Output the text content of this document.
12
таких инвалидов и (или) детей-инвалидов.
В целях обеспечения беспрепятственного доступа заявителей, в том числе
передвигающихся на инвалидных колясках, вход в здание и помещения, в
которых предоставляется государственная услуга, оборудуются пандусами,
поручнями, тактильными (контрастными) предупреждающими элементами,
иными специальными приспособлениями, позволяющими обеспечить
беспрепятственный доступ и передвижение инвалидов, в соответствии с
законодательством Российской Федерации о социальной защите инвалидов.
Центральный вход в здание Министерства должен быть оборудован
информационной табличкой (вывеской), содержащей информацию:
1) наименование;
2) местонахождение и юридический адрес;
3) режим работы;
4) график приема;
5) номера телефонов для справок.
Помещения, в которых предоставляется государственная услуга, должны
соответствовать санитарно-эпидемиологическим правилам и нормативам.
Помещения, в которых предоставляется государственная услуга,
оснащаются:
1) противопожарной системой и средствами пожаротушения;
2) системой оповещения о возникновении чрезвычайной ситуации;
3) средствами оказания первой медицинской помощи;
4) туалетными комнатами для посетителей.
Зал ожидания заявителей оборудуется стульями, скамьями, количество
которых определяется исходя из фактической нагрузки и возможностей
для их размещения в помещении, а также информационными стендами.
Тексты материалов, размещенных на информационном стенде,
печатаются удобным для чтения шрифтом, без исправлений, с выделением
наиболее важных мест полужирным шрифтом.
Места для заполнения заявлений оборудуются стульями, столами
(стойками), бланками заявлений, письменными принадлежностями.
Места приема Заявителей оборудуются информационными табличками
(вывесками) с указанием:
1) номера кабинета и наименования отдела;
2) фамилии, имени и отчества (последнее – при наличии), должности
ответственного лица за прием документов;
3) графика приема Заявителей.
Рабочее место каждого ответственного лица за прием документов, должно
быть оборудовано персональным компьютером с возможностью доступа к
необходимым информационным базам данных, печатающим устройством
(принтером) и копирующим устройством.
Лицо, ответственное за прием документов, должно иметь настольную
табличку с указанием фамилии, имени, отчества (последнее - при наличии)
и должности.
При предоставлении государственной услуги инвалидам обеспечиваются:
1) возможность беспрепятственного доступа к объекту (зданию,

#####

_Job_
Copy all the lines above that hold the string "должности".

_Exercise answer_
2) фамилии, имени и отчества (последнее – при наличии), должности
и должности.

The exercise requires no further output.